● DATA LISTING:
▶

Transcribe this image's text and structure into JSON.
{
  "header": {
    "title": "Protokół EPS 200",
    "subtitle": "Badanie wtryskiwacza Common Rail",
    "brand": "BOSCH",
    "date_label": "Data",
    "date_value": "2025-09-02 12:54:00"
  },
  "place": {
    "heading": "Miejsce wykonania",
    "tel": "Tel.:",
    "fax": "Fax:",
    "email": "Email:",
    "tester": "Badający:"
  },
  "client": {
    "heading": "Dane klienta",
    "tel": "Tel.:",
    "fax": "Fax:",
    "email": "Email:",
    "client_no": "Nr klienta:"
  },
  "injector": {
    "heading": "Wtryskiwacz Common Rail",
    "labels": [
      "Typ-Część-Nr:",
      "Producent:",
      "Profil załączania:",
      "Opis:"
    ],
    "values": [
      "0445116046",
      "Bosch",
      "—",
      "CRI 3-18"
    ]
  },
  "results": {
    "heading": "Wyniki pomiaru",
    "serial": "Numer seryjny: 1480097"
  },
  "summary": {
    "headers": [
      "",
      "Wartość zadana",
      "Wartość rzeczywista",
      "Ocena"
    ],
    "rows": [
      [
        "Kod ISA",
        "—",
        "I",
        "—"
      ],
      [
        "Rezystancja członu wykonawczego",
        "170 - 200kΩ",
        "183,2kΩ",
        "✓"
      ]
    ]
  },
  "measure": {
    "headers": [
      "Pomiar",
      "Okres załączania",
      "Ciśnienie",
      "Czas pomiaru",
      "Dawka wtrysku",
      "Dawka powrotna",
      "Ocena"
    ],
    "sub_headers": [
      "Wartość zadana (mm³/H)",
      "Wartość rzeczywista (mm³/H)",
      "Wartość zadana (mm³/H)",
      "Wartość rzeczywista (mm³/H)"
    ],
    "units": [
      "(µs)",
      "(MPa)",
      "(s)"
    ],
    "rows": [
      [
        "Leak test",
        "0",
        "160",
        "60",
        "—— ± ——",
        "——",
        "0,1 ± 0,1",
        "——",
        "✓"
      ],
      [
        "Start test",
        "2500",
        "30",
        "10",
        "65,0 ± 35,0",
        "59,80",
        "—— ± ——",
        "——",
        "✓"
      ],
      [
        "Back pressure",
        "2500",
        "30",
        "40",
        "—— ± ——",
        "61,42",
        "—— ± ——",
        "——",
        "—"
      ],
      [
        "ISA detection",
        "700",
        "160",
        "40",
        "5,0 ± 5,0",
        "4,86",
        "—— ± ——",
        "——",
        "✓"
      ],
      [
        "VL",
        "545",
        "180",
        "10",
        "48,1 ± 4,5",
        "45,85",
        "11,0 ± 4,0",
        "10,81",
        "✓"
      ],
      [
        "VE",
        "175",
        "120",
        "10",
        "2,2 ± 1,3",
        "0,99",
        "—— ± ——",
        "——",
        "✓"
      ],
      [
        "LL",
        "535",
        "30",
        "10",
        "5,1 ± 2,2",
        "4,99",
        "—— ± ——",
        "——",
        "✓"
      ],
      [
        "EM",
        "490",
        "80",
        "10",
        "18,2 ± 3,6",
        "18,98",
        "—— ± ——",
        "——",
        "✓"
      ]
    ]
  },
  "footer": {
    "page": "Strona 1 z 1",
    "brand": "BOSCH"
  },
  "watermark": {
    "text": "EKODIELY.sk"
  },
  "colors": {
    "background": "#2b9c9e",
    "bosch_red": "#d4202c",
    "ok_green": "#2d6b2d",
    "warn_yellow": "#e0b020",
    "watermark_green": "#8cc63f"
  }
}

◀
▶

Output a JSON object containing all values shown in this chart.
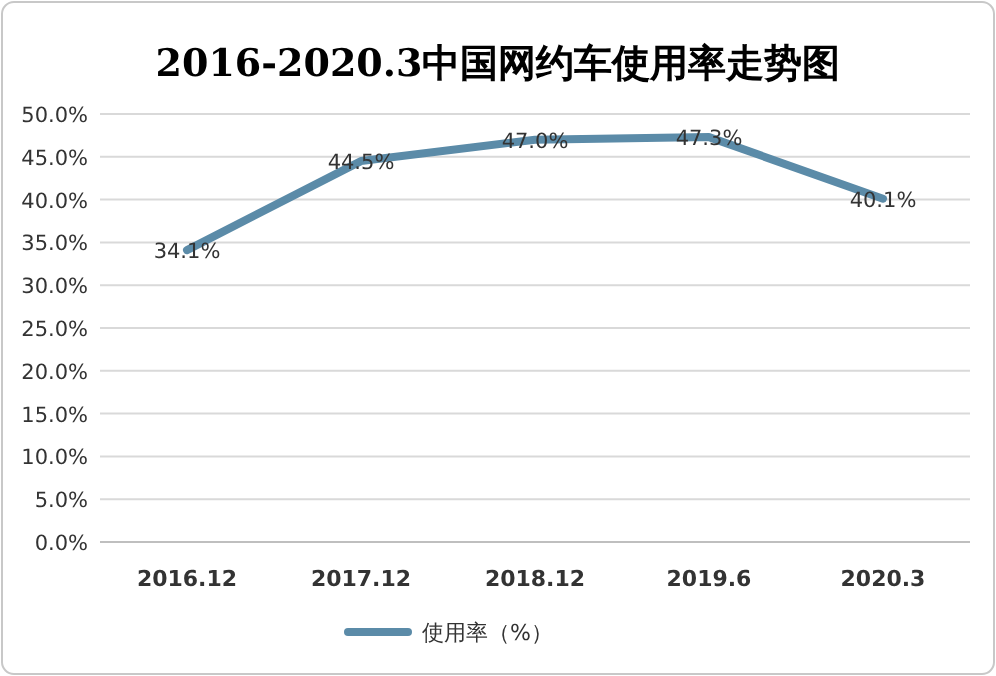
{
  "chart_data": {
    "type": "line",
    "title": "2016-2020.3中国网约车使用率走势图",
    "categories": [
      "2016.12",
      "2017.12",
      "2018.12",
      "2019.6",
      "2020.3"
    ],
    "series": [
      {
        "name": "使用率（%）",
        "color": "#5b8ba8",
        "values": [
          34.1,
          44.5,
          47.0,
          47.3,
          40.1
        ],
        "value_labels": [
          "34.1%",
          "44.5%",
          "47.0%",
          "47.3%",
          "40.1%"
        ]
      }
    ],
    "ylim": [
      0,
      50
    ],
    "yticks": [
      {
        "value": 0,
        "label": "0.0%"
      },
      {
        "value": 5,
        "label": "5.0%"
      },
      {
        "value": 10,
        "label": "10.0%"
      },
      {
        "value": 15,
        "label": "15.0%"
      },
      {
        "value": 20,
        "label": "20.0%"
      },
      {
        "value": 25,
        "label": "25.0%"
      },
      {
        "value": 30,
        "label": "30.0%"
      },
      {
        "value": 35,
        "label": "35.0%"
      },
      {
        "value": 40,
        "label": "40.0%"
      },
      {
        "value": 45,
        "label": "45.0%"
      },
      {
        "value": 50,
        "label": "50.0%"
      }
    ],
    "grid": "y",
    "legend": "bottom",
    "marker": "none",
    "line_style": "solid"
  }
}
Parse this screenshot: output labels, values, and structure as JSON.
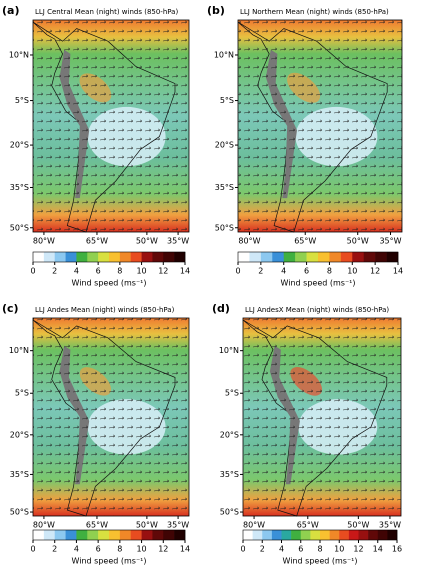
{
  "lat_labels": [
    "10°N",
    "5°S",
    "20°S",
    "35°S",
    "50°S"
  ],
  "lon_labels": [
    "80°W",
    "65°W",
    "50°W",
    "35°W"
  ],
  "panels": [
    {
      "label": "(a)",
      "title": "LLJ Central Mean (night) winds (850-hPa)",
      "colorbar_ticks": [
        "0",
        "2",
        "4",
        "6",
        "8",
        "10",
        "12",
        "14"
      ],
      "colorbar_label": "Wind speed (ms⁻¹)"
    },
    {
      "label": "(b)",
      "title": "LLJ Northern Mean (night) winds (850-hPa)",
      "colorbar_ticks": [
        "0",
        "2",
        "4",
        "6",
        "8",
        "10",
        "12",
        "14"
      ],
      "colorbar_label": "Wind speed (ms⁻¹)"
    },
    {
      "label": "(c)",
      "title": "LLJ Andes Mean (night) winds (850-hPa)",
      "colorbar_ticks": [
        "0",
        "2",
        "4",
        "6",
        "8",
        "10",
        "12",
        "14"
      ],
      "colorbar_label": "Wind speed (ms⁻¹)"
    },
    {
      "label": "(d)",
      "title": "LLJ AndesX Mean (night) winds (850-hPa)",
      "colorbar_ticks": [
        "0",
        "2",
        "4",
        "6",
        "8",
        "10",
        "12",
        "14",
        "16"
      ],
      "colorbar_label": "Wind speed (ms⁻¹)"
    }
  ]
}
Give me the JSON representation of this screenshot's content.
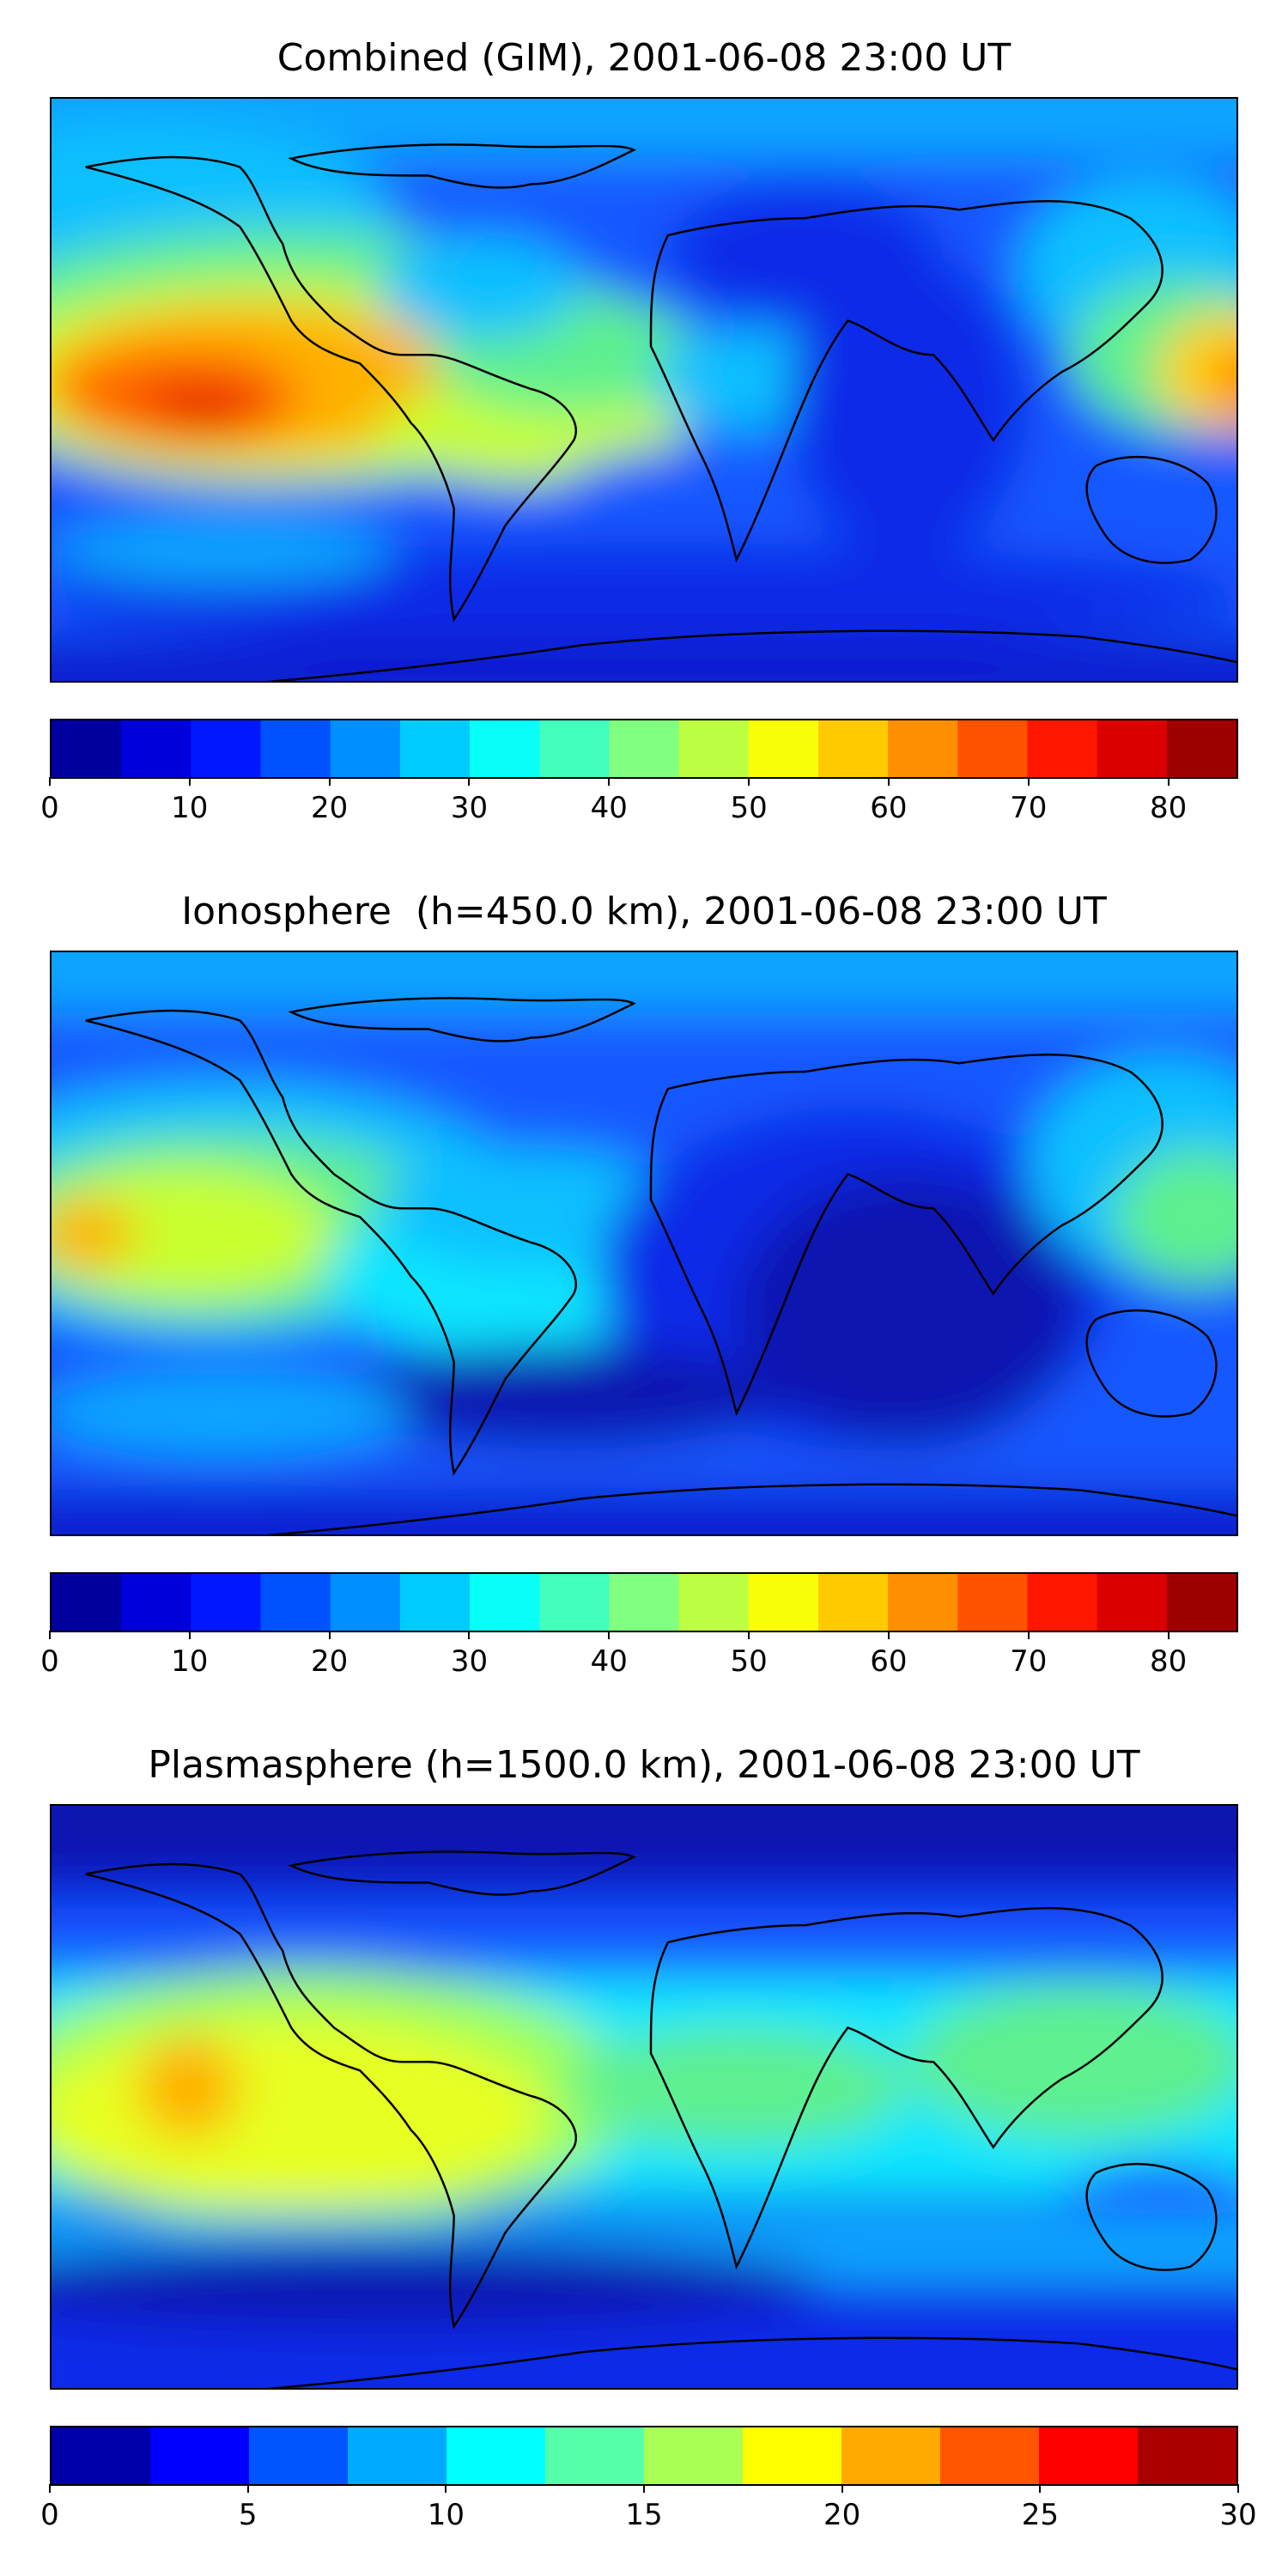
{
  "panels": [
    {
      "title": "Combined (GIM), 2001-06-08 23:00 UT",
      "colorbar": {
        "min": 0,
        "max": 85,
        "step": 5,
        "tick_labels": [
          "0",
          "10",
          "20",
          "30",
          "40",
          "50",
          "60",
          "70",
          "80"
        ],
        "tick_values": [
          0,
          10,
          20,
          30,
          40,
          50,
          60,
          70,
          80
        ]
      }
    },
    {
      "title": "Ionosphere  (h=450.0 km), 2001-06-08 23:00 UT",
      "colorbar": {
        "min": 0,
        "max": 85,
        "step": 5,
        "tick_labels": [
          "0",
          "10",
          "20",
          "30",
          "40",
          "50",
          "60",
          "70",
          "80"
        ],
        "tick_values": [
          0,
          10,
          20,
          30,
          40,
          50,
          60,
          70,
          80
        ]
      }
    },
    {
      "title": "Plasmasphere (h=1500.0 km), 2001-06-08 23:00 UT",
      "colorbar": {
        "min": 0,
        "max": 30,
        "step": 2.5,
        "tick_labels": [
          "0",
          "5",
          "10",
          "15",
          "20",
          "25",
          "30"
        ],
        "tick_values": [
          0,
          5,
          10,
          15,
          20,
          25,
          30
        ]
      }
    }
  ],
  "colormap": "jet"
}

◀

● TASK TO COMPLETE: Lines that hold "night" are the ones to copy; find all of them.

● ANSWER TO THIS EXERCISE:
      "title": "LLJ Central Mean (night) winds (850-hPa)",
      "title": "LLJ Northern Mean (night) winds (850-hPa)",
      "title": "LLJ Andes Mean (night) winds (850-hPa)",
      "title": "LLJ AndesX Mean (night) winds (850-hPa)",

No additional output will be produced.